> _Do this_: Only lines with the word "detail" are needed; collect each of them from the listing below.

# Start of Extracted material

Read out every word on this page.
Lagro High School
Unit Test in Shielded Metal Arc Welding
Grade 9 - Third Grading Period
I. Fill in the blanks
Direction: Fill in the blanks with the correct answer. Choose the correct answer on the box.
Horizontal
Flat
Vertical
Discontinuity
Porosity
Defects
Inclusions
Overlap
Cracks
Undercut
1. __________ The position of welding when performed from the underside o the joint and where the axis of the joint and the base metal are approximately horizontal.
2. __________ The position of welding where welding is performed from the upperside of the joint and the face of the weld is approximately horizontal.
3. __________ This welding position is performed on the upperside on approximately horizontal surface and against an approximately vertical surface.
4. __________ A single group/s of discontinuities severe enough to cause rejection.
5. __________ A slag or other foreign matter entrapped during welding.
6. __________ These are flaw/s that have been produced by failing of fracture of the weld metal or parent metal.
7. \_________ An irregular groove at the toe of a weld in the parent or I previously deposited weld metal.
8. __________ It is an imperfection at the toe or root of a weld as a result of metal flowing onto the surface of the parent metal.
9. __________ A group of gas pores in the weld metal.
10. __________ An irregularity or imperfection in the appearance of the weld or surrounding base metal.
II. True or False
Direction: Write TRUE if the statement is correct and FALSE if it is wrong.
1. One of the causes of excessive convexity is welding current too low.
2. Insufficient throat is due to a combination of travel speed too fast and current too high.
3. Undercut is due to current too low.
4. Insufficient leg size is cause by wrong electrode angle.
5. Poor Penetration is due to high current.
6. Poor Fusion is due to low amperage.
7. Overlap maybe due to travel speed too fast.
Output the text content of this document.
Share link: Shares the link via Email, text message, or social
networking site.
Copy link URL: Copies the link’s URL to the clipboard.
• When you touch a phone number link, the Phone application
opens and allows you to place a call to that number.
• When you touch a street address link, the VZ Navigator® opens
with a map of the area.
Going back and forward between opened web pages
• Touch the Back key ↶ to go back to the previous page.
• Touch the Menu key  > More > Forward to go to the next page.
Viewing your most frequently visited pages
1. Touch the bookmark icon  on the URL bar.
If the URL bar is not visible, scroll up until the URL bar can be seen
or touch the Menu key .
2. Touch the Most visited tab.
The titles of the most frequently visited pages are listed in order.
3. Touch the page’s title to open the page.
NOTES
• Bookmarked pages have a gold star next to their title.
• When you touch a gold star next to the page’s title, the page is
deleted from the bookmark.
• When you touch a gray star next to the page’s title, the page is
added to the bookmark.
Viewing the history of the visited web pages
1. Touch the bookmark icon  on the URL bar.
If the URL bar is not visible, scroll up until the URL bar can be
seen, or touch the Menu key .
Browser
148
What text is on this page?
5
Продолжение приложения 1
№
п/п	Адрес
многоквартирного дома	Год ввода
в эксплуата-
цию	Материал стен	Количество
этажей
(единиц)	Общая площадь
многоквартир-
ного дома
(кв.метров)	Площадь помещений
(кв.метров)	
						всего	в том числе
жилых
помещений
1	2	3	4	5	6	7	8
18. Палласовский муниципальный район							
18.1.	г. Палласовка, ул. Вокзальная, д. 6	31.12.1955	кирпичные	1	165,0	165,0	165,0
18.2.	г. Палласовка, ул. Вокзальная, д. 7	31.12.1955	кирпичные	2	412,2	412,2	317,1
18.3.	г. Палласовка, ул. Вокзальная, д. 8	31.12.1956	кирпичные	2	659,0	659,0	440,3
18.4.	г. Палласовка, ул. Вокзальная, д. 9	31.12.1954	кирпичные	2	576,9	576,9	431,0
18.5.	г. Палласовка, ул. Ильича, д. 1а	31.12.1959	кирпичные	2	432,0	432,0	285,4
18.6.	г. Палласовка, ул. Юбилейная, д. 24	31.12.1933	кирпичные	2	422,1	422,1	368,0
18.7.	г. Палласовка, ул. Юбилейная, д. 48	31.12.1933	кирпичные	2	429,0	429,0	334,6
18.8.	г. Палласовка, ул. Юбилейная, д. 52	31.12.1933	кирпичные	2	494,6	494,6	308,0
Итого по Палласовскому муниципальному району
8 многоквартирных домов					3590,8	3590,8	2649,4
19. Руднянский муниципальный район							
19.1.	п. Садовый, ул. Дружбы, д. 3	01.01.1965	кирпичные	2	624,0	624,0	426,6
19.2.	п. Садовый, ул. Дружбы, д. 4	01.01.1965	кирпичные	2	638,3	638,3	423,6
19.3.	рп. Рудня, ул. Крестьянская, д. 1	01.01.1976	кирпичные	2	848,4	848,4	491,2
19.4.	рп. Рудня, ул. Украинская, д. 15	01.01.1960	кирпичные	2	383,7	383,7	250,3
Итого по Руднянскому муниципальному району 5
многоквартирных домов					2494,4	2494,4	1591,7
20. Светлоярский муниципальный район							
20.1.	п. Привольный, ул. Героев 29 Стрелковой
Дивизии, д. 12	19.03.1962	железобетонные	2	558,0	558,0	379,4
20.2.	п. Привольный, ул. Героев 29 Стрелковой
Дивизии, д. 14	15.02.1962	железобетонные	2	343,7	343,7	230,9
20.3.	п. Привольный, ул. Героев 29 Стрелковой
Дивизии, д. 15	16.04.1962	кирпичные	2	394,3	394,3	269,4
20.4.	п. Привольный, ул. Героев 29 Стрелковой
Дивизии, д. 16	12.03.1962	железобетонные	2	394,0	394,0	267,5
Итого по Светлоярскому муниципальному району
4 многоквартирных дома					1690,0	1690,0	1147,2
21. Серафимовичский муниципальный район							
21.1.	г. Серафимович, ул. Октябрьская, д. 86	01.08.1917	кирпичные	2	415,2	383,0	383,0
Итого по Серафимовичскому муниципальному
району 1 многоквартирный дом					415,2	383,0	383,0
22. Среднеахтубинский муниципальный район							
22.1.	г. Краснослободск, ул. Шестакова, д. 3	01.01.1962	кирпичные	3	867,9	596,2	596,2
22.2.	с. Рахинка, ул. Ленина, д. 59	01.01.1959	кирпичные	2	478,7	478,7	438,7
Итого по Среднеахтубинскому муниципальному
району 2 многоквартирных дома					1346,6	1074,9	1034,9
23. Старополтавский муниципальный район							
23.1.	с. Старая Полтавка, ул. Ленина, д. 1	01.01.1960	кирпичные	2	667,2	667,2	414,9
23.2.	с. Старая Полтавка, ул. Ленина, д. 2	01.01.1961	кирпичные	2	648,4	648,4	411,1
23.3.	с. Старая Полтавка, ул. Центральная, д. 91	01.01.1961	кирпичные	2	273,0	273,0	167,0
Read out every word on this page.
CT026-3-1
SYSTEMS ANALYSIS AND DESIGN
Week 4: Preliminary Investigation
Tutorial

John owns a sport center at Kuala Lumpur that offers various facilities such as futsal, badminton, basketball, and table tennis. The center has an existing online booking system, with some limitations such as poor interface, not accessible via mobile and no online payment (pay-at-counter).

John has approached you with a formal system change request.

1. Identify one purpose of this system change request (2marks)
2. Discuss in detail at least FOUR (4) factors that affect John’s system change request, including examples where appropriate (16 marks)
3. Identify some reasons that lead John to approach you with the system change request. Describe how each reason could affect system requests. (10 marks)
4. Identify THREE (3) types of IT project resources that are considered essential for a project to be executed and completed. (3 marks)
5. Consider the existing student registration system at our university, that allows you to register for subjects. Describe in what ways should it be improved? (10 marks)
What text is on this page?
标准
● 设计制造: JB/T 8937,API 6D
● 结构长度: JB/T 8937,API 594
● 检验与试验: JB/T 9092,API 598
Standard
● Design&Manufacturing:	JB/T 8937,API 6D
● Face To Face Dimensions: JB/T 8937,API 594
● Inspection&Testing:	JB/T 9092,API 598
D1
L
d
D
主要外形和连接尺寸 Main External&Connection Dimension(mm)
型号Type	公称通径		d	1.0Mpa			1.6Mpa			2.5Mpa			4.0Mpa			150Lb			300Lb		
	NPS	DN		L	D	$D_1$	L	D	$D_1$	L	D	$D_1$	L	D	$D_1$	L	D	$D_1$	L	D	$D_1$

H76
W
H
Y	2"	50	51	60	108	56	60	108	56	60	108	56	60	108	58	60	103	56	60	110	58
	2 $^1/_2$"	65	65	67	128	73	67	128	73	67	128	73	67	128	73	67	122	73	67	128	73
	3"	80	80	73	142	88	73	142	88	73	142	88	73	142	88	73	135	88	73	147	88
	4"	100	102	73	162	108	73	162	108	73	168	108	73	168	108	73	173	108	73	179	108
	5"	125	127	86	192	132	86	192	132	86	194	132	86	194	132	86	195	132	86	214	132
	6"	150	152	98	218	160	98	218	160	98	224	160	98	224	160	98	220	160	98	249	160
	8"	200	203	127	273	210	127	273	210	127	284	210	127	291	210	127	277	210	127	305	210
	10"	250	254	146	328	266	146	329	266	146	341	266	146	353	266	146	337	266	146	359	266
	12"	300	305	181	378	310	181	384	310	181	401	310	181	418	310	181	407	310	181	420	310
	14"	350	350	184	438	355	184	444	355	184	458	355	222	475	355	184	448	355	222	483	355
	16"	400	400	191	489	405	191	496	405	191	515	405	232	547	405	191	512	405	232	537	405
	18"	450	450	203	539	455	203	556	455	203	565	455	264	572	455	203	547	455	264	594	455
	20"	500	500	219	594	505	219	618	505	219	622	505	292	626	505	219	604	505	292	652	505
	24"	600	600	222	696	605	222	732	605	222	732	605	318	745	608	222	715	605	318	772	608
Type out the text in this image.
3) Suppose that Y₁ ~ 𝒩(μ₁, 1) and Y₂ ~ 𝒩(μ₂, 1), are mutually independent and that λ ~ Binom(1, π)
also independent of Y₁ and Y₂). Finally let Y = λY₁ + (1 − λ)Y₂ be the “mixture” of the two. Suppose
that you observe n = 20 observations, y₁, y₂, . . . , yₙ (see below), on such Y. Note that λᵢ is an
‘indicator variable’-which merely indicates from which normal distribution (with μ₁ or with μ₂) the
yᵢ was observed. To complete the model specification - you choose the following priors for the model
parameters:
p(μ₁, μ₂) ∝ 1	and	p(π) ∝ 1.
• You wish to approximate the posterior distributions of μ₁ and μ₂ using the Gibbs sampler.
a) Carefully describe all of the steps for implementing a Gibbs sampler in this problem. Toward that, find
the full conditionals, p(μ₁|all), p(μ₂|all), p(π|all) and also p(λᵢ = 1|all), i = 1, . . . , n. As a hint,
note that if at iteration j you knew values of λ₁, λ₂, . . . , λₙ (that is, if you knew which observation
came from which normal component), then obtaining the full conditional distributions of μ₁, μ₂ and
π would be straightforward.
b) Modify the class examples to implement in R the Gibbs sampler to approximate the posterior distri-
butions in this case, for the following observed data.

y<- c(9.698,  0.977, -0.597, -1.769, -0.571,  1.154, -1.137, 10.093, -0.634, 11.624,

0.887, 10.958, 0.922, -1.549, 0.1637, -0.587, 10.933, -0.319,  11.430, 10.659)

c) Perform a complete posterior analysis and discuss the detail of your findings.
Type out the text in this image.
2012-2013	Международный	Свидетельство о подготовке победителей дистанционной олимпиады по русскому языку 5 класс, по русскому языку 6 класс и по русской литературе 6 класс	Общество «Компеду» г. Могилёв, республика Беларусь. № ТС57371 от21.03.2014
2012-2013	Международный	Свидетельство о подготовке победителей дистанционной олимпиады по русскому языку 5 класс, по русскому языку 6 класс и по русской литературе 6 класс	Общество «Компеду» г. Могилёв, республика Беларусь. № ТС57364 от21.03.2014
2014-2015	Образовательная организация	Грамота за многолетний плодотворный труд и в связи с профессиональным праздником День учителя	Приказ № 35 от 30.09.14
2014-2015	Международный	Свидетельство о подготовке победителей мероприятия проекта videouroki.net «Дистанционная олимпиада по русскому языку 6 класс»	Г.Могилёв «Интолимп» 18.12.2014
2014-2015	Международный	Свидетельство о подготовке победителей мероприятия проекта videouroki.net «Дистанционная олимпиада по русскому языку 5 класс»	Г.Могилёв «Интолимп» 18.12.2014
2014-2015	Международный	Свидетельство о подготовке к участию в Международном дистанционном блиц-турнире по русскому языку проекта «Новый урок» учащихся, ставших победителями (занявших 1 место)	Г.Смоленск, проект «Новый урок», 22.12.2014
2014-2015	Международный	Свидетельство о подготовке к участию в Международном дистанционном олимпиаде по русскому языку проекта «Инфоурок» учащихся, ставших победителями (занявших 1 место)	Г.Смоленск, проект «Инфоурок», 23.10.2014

# End of Extracted material

> _Solution below_:
2. Discuss in detail at least FOUR (4) factors that affect John’s system change request, including examples where appropriate (16 marks)
c) Perform a complete posterior analysis and discuss the detail of your findings.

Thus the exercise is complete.